• _Task_
Report each line of the data that has "triangle" somewhere in it.

• _Dataset excerpts_
•••••
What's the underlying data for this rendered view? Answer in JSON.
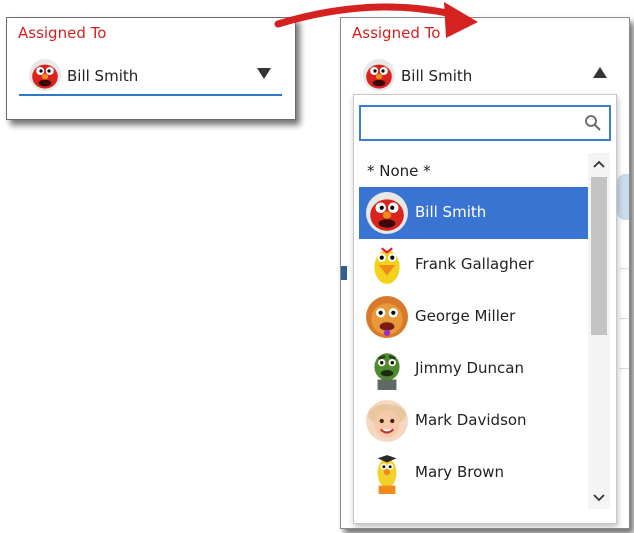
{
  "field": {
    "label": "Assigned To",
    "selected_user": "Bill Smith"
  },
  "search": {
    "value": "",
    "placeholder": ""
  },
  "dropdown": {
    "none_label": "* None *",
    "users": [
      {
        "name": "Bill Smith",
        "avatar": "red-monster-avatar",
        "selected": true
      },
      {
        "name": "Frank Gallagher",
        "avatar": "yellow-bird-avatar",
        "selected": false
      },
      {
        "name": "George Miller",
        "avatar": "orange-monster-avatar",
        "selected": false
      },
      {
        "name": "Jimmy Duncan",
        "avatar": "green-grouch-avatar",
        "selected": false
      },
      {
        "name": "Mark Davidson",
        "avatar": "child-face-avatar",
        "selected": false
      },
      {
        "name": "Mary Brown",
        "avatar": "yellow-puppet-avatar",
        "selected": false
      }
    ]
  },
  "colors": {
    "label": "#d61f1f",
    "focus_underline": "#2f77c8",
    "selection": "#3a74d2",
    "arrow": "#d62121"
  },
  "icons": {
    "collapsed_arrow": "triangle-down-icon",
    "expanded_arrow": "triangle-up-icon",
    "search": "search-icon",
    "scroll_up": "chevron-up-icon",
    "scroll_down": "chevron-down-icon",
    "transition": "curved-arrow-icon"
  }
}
•••••
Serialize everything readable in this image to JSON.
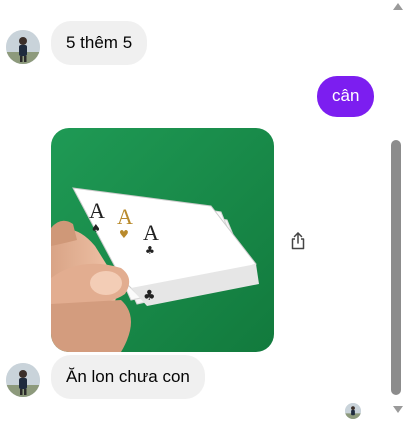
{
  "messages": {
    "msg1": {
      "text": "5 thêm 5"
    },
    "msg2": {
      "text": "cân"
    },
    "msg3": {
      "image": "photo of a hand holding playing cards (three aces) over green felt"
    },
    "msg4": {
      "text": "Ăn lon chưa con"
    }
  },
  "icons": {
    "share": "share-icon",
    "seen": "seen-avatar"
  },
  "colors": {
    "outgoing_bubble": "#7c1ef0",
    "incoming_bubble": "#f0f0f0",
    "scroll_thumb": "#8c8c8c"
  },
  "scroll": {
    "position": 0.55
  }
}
•••••
• _The result_
    "collapsed_arrow": "triangle-down-icon",
    "expanded_arrow": "triangle-up-icon",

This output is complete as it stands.